WHAT IS NEEDED
Which lines hold the string "marker"? Copy every one of them.

===== GIVEN INFORMATION

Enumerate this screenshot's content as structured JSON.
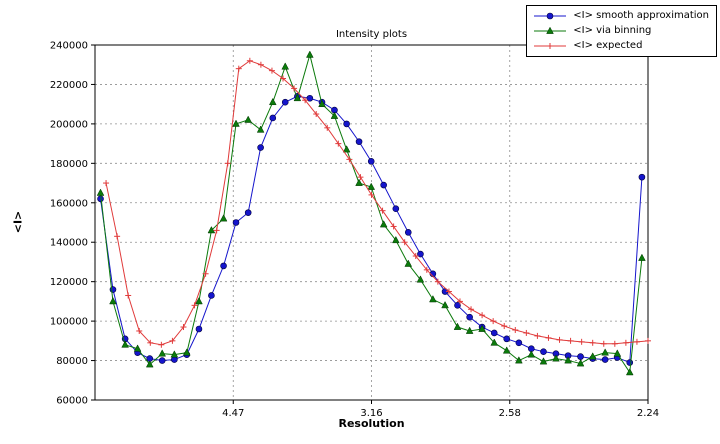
{
  "chart_data": {
    "type": "line",
    "title": "Intensity plots",
    "xlabel": "Resolution",
    "ylabel": "<I>",
    "xlim": [
      0,
      0.2
    ],
    "ylim": [
      60000,
      240000
    ],
    "ytick_step": 20000,
    "grid": true,
    "legend_position": "upper right",
    "xticks": [
      {
        "pos": 0.05,
        "label": "4.47"
      },
      {
        "pos": 0.1,
        "label": "3.16"
      },
      {
        "pos": 0.15,
        "label": "2.58"
      },
      {
        "pos": 0.2,
        "label": "2.24"
      }
    ],
    "series": [
      {
        "name": "<I> smooth approximation",
        "color": "#1515cc",
        "marker": "circle",
        "x": [
          0.002,
          0.0065,
          0.0109,
          0.0154,
          0.0198,
          0.0243,
          0.0287,
          0.0332,
          0.0376,
          0.0421,
          0.0465,
          0.051,
          0.0554,
          0.0599,
          0.0643,
          0.0688,
          0.0732,
          0.0777,
          0.0821,
          0.0866,
          0.091,
          0.0955,
          0.0999,
          0.1044,
          0.1088,
          0.1133,
          0.1177,
          0.1222,
          0.1266,
          0.1311,
          0.1355,
          0.14,
          0.1444,
          0.1489,
          0.1533,
          0.1578,
          0.1622,
          0.1667,
          0.1711,
          0.1756,
          0.18,
          0.1845,
          0.1889,
          0.1934,
          0.1978
        ],
        "y": [
          162000,
          116000,
          91000,
          84000,
          81000,
          80000,
          80500,
          83000,
          96000,
          113000,
          128000,
          150000,
          155000,
          188000,
          203000,
          211000,
          214000,
          213000,
          211000,
          207000,
          200000,
          191000,
          181000,
          169000,
          157000,
          145000,
          134000,
          124000,
          115000,
          108000,
          102000,
          97000,
          94000,
          91000,
          89000,
          86000,
          84500,
          83500,
          82500,
          82000,
          81000,
          80500,
          81500,
          79000,
          173000
        ]
      },
      {
        "name": "<I> via binning",
        "color": "#0b7a0b",
        "marker": "triangle-up",
        "x": [
          0.002,
          0.0065,
          0.0109,
          0.0154,
          0.0198,
          0.0243,
          0.0287,
          0.0332,
          0.0376,
          0.0421,
          0.0465,
          0.051,
          0.0554,
          0.0599,
          0.0643,
          0.0688,
          0.0732,
          0.0777,
          0.0821,
          0.0866,
          0.091,
          0.0955,
          0.0999,
          0.1044,
          0.1088,
          0.1133,
          0.1177,
          0.1222,
          0.1266,
          0.1311,
          0.1355,
          0.14,
          0.1444,
          0.1489,
          0.1533,
          0.1578,
          0.1622,
          0.1667,
          0.1711,
          0.1756,
          0.18,
          0.1845,
          0.1889,
          0.1934,
          0.1978
        ],
        "y": [
          165000,
          110000,
          88000,
          86000,
          78000,
          83500,
          83000,
          84000,
          110000,
          146000,
          152000,
          200000,
          202000,
          197000,
          211000,
          229000,
          213000,
          235000,
          210000,
          204000,
          187000,
          170000,
          168000,
          149000,
          141000,
          129000,
          121000,
          111000,
          108000,
          97000,
          95000,
          96000,
          89000,
          85000,
          80000,
          83000,
          79500,
          81000,
          80000,
          78500,
          82000,
          84000,
          83500,
          74000,
          132000
        ]
      },
      {
        "name": "<I> expected",
        "color": "#e03a3a",
        "marker": "plus",
        "x": [
          0.004,
          0.008,
          0.012,
          0.016,
          0.02,
          0.024,
          0.028,
          0.032,
          0.036,
          0.04,
          0.044,
          0.048,
          0.052,
          0.056,
          0.06,
          0.064,
          0.068,
          0.072,
          0.076,
          0.08,
          0.084,
          0.088,
          0.092,
          0.096,
          0.1,
          0.104,
          0.108,
          0.112,
          0.116,
          0.12,
          0.124,
          0.128,
          0.132,
          0.136,
          0.14,
          0.144,
          0.148,
          0.152,
          0.156,
          0.16,
          0.164,
          0.168,
          0.172,
          0.176,
          0.18,
          0.184,
          0.188,
          0.192,
          0.196,
          0.2
        ],
        "y": [
          170000,
          143000,
          113000,
          95000,
          89000,
          88000,
          90000,
          97000,
          108000,
          124000,
          146000,
          180000,
          228000,
          232000,
          230000,
          227000,
          223000,
          218000,
          212000,
          205000,
          198000,
          190000,
          182000,
          173000,
          164000,
          156000,
          148000,
          140000,
          133000,
          126000,
          120000,
          115000,
          110000,
          106000,
          103000,
          100000,
          97500,
          95500,
          94000,
          92500,
          91500,
          90500,
          90000,
          89500,
          89000,
          88500,
          88500,
          89000,
          89500,
          90000
        ]
      }
    ]
  }
}
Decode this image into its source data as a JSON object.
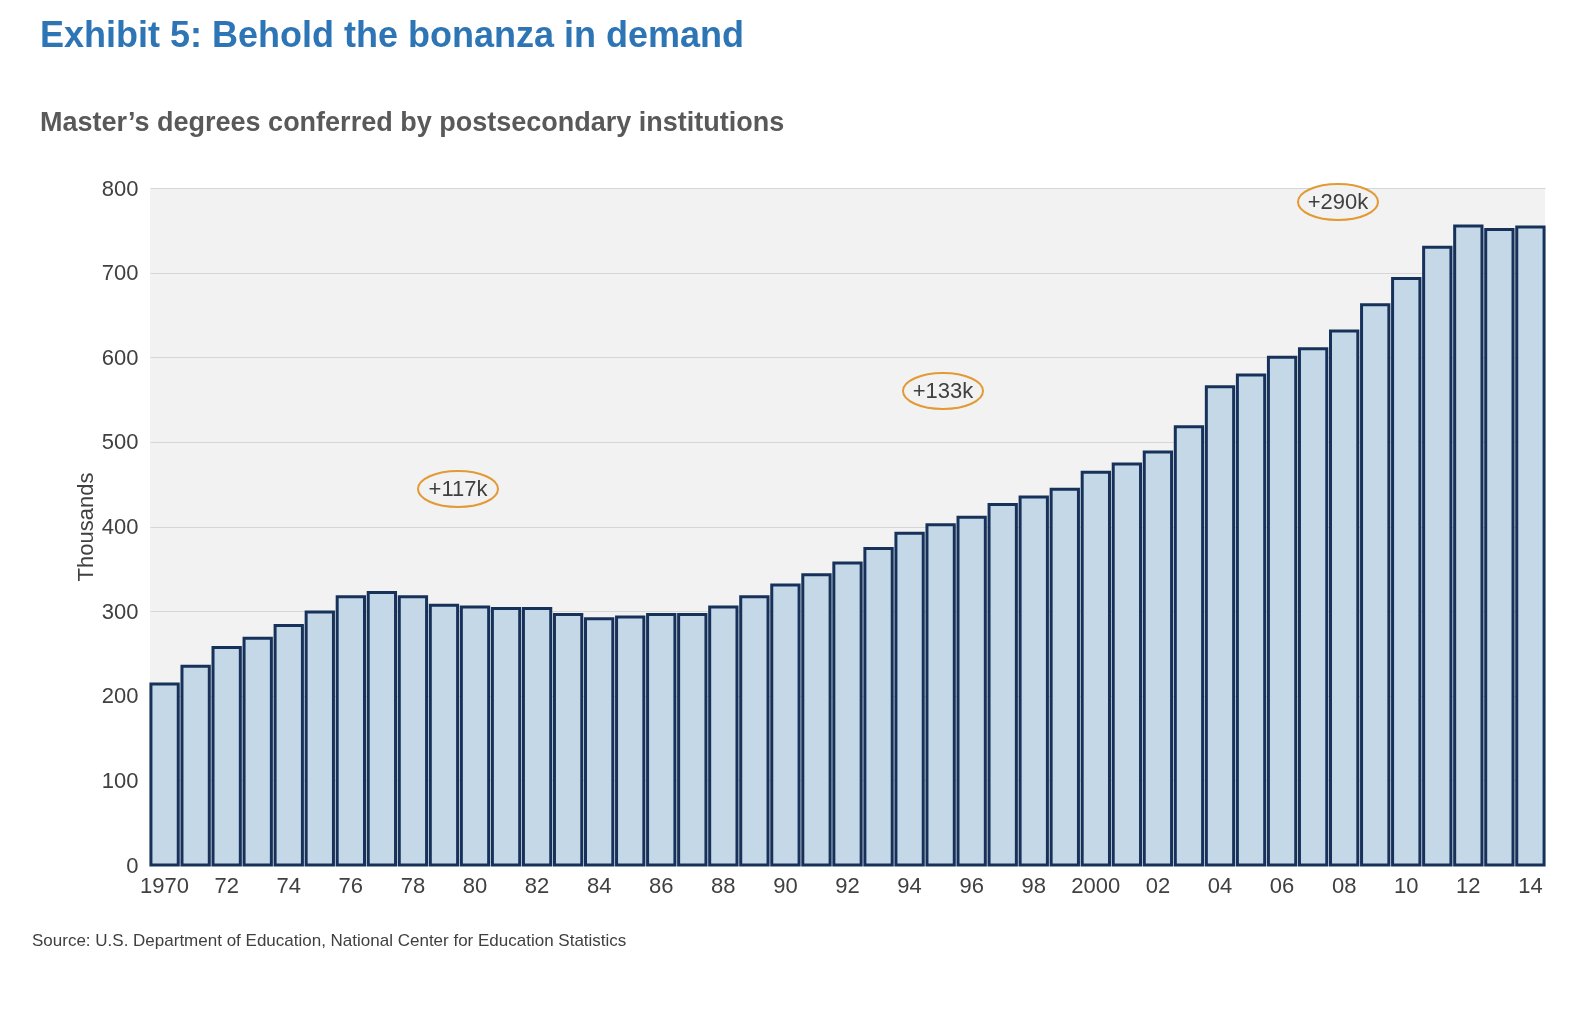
{
  "chart_data": {
    "type": "bar",
    "title": "Exhibit 5: Behold the bonanza in demand",
    "subtitle": "Master’s degrees conferred by postsecondary institutions",
    "ylabel": "Thousands",
    "categories": [
      "1970",
      null,
      "72",
      null,
      "74",
      null,
      "76",
      null,
      "78",
      null,
      "80",
      null,
      "82",
      null,
      "84",
      null,
      "86",
      null,
      "88",
      null,
      "90",
      null,
      "92",
      null,
      "94",
      null,
      "96",
      null,
      "98",
      null,
      "2000",
      null,
      "02",
      null,
      "04",
      null,
      "06",
      null,
      "08",
      null,
      "10",
      null,
      "12",
      null,
      "14"
    ],
    "values": [
      214,
      235,
      257,
      268,
      283,
      299,
      317,
      322,
      317,
      307,
      305,
      303,
      303,
      296,
      291,
      293,
      296,
      296,
      305,
      317,
      331,
      343,
      357,
      374,
      392,
      402,
      411,
      426,
      435,
      444,
      464,
      474,
      488,
      518,
      565,
      579,
      600,
      610,
      631,
      662,
      693,
      730,
      755,
      751,
      754
    ],
    "color": "#c5d8e8",
    "ylim": [
      0,
      800
    ],
    "yticks": [
      0,
      100,
      200,
      300,
      400,
      500,
      600,
      700,
      800
    ],
    "grid": "y",
    "annotations": [
      "+117k",
      "+133k",
      "+290k",
      "Source: U.S. Department of Education, National Center for Education Statistics"
    ]
  }
}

==========

TASK OUTPUT
        "marker": "circle",
        "marker": "triangle-up",
        "marker": "plus",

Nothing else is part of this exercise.